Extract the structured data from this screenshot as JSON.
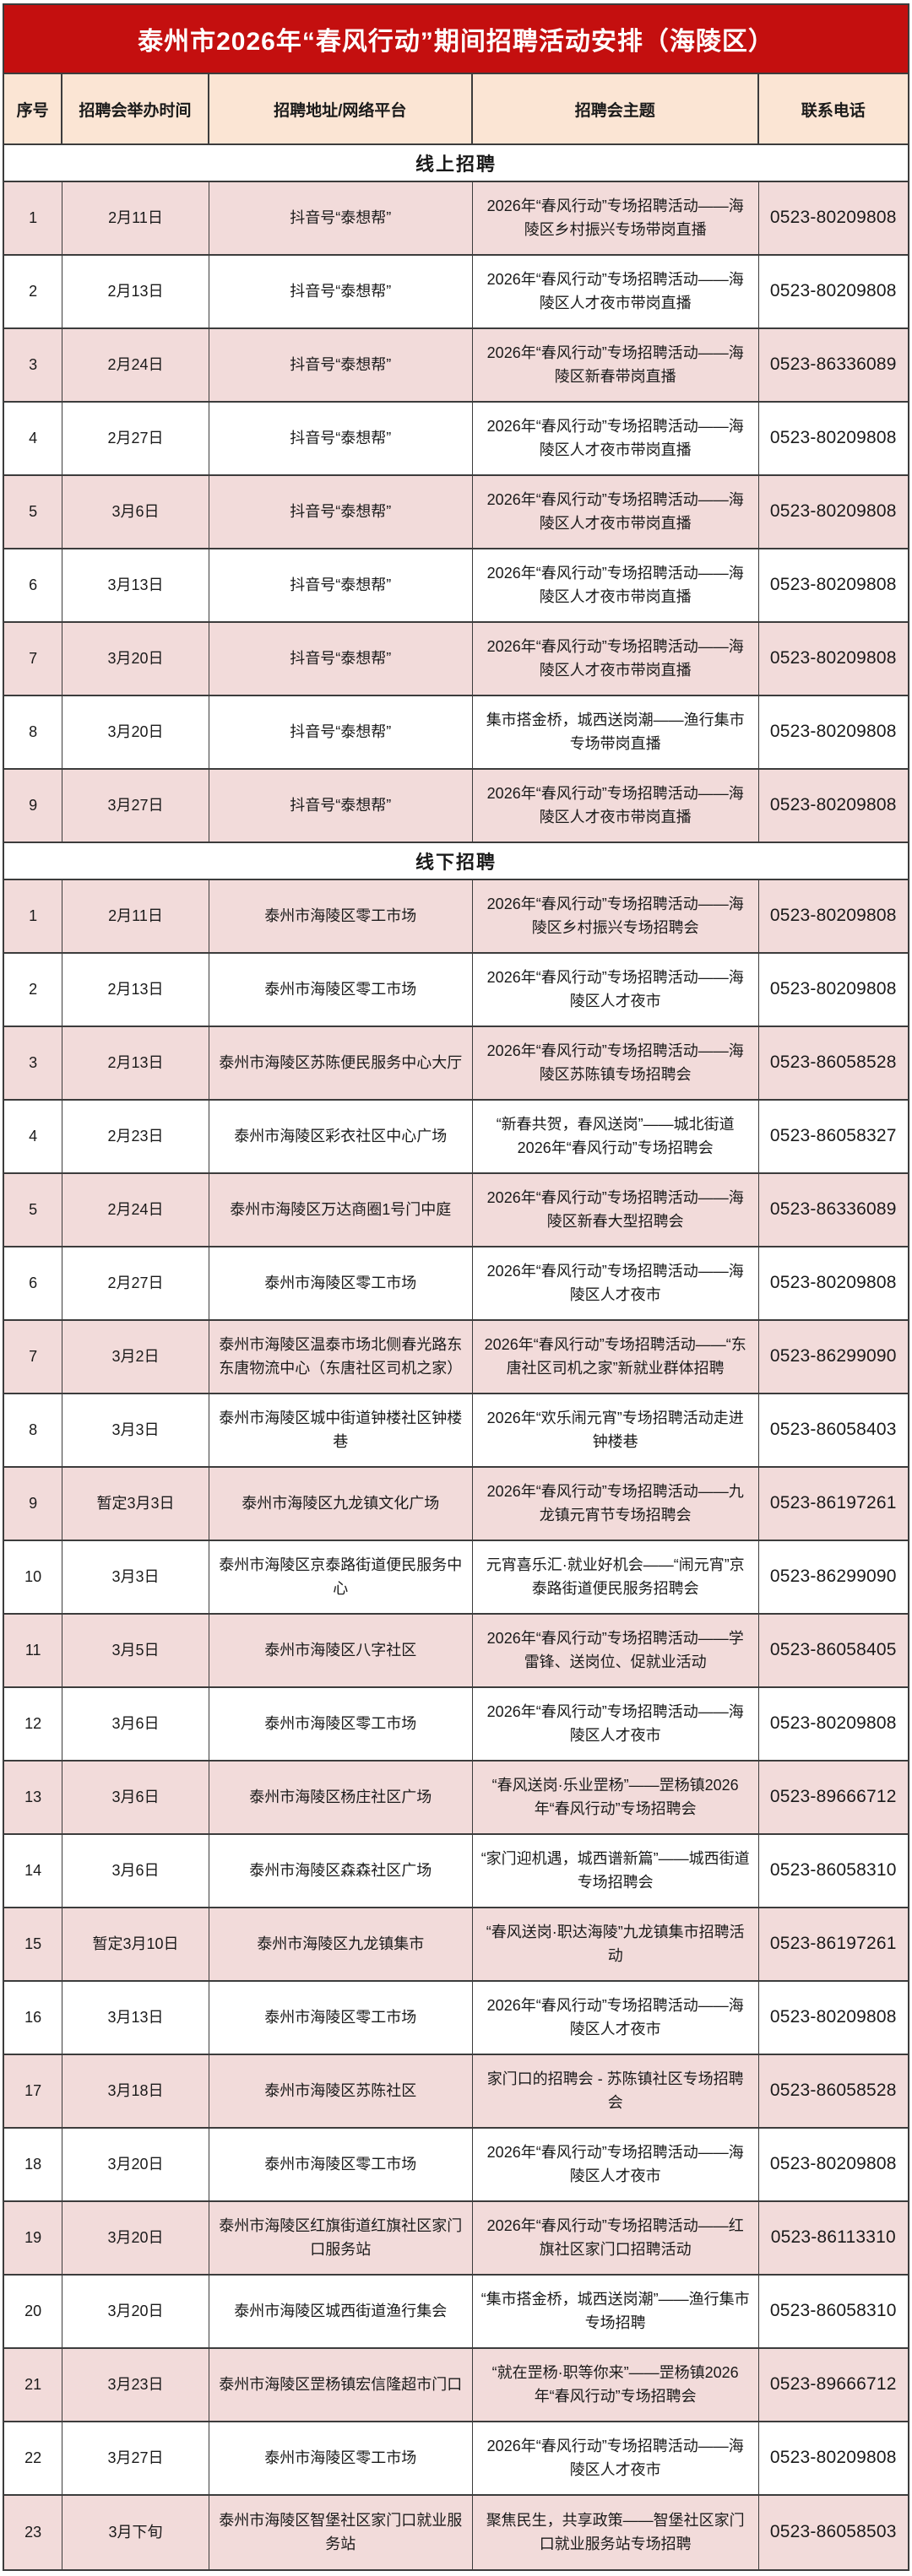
{
  "title": "泰州市2026年“春风行动”期间招聘活动安排（海陵区）",
  "columns": [
    "序号",
    "招聘会举办时间",
    "招聘地址/网络平台",
    "招聘会主题",
    "联系电话"
  ],
  "colors": {
    "title_background": "#c40f0f",
    "title_text": "#ffffff",
    "header_background": "#fbe5d4",
    "odd_row_background": "#f2dbda",
    "even_row_background": "#ffffff",
    "border": "#3c3c3c"
  },
  "sections": [
    {
      "label": "线上招聘",
      "rows": [
        {
          "no": "1",
          "date": "2月11日",
          "venue": "抖音号“泰想帮”",
          "theme": "2026年“春风行动”专场招聘活动——海陵区乡村振兴专场带岗直播",
          "phone": "0523-80209808"
        },
        {
          "no": "2",
          "date": "2月13日",
          "venue": "抖音号“泰想帮”",
          "theme": "2026年“春风行动”专场招聘活动——海陵区人才夜市带岗直播",
          "phone": "0523-80209808"
        },
        {
          "no": "3",
          "date": "2月24日",
          "venue": "抖音号“泰想帮”",
          "theme": "2026年“春风行动”专场招聘活动——海陵区新春带岗直播",
          "phone": "0523-86336089"
        },
        {
          "no": "4",
          "date": "2月27日",
          "venue": "抖音号“泰想帮”",
          "theme": "2026年“春风行动”专场招聘活动——海陵区人才夜市带岗直播",
          "phone": "0523-80209808"
        },
        {
          "no": "5",
          "date": "3月6日",
          "venue": "抖音号“泰想帮”",
          "theme": "2026年“春风行动”专场招聘活动——海陵区人才夜市带岗直播",
          "phone": "0523-80209808"
        },
        {
          "no": "6",
          "date": "3月13日",
          "venue": "抖音号“泰想帮”",
          "theme": "2026年“春风行动”专场招聘活动——海陵区人才夜市带岗直播",
          "phone": "0523-80209808"
        },
        {
          "no": "7",
          "date": "3月20日",
          "venue": "抖音号“泰想帮”",
          "theme": "2026年“春风行动”专场招聘活动——海陵区人才夜市带岗直播",
          "phone": "0523-80209808"
        },
        {
          "no": "8",
          "date": "3月20日",
          "venue": "抖音号“泰想帮”",
          "theme": "集市搭金桥，城西送岗潮——渔行集市专场带岗直播",
          "phone": "0523-80209808"
        },
        {
          "no": "9",
          "date": "3月27日",
          "venue": "抖音号“泰想帮”",
          "theme": "2026年“春风行动”专场招聘活动——海陵区人才夜市带岗直播",
          "phone": "0523-80209808"
        }
      ]
    },
    {
      "label": "线下招聘",
      "rows": [
        {
          "no": "1",
          "date": "2月11日",
          "venue": "泰州市海陵区零工市场",
          "theme": "2026年“春风行动”专场招聘活动——海陵区乡村振兴专场招聘会",
          "phone": "0523-80209808"
        },
        {
          "no": "2",
          "date": "2月13日",
          "venue": "泰州市海陵区零工市场",
          "theme": "2026年“春风行动”专场招聘活动——海陵区人才夜市",
          "phone": "0523-80209808"
        },
        {
          "no": "3",
          "date": "2月13日",
          "venue": "泰州市海陵区苏陈便民服务中心大厅",
          "theme": "2026年“春风行动”专场招聘活动——海陵区苏陈镇专场招聘会",
          "phone": "0523-86058528"
        },
        {
          "no": "4",
          "date": "2月23日",
          "venue": "泰州市海陵区彩衣社区中心广场",
          "theme": "“新春共贺，春风送岗”——城北街道2026年“春风行动”专场招聘会",
          "phone": "0523-86058327"
        },
        {
          "no": "5",
          "date": "2月24日",
          "venue": "泰州市海陵区万达商圈1号门中庭",
          "theme": "2026年“春风行动”专场招聘活动——海陵区新春大型招聘会",
          "phone": "0523-86336089"
        },
        {
          "no": "6",
          "date": "2月27日",
          "venue": "泰州市海陵区零工市场",
          "theme": "2026年“春风行动”专场招聘活动——海陵区人才夜市",
          "phone": "0523-80209808"
        },
        {
          "no": "7",
          "date": "3月2日",
          "venue": "泰州市海陵区温泰市场北侧春光路东东唐物流中心（东唐社区司机之家）",
          "theme": "2026年“春风行动”专场招聘活动——“东唐社区司机之家”新就业群体招聘",
          "phone": "0523-86299090"
        },
        {
          "no": "8",
          "date": "3月3日",
          "venue": "泰州市海陵区城中街道钟楼社区钟楼巷",
          "theme": "2026年“欢乐闹元宵”专场招聘活动走进钟楼巷",
          "phone": "0523-86058403"
        },
        {
          "no": "9",
          "date": "暂定3月3日",
          "venue": "泰州市海陵区九龙镇文化广场",
          "theme": "2026年“春风行动”专场招聘活动——九龙镇元宵节专场招聘会",
          "phone": "0523-86197261"
        },
        {
          "no": "10",
          "date": "3月3日",
          "venue": "泰州市海陵区京泰路街道便民服务中心",
          "theme": "元宵喜乐汇·就业好机会——“闹元宵”京泰路街道便民服务招聘会",
          "phone": "0523-86299090"
        },
        {
          "no": "11",
          "date": "3月5日",
          "venue": "泰州市海陵区八字社区",
          "theme": "2026年“春风行动”专场招聘活动——学雷锋、送岗位、促就业活动",
          "phone": "0523-86058405"
        },
        {
          "no": "12",
          "date": "3月6日",
          "venue": "泰州市海陵区零工市场",
          "theme": "2026年“春风行动”专场招聘活动——海陵区人才夜市",
          "phone": "0523-80209808"
        },
        {
          "no": "13",
          "date": "3月6日",
          "venue": "泰州市海陵区杨庄社区广场",
          "theme": "“春风送岗·乐业罡杨”——罡杨镇2026年“春风行动”专场招聘会",
          "phone": "0523-89666712"
        },
        {
          "no": "14",
          "date": "3月6日",
          "venue": "泰州市海陵区森森社区广场",
          "theme": "“家门迎机遇，城西谱新篇”——城西街道专场招聘会",
          "phone": "0523-86058310"
        },
        {
          "no": "15",
          "date": "暂定3月10日",
          "venue": "泰州市海陵区九龙镇集市",
          "theme": "“春风送岗·职达海陵”九龙镇集市招聘活动",
          "phone": "0523-86197261"
        },
        {
          "no": "16",
          "date": "3月13日",
          "venue": "泰州市海陵区零工市场",
          "theme": "2026年“春风行动”专场招聘活动——海陵区人才夜市",
          "phone": "0523-80209808"
        },
        {
          "no": "17",
          "date": "3月18日",
          "venue": "泰州市海陵区苏陈社区",
          "theme": "家门口的招聘会 - 苏陈镇社区专场招聘会",
          "phone": "0523-86058528"
        },
        {
          "no": "18",
          "date": "3月20日",
          "venue": "泰州市海陵区零工市场",
          "theme": "2026年“春风行动”专场招聘活动——海陵区人才夜市",
          "phone": "0523-80209808"
        },
        {
          "no": "19",
          "date": "3月20日",
          "venue": "泰州市海陵区红旗街道红旗社区家门口服务站",
          "theme": "2026年“春风行动”专场招聘活动——红旗社区家门口招聘活动",
          "phone": "0523-86113310"
        },
        {
          "no": "20",
          "date": "3月20日",
          "venue": "泰州市海陵区城西街道渔行集会",
          "theme": "“集市搭金桥，城西送岗潮”——渔行集市专场招聘",
          "phone": "0523-86058310"
        },
        {
          "no": "21",
          "date": "3月23日",
          "venue": "泰州市海陵区罡杨镇宏信隆超市门口",
          "theme": "“就在罡杨·职等你来”——罡杨镇2026年“春风行动”专场招聘会",
          "phone": "0523-89666712"
        },
        {
          "no": "22",
          "date": "3月27日",
          "venue": "泰州市海陵区零工市场",
          "theme": "2026年“春风行动”专场招聘活动——海陵区人才夜市",
          "phone": "0523-80209808"
        },
        {
          "no": "23",
          "date": "3月下旬",
          "venue": "泰州市海陵区智堡社区家门口就业服务站",
          "theme": "聚焦民生，共享政策——智堡社区家门口就业服务站专场招聘",
          "phone": "0523-86058503"
        }
      ]
    }
  ]
}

+ + +

* [PROBLEM DETAILS] Pull out all lines in the data above that include "东唐社区司机之家".

* [RESULT OF THIS EXERCISE]
          "venue": "泰州市海陵区温泰市场北侧春光路东东唐物流中心（东唐社区司机之家）",
          "theme": "2026年“春风行动”专场招聘活动——“东唐社区司机之家”新就业群体招聘",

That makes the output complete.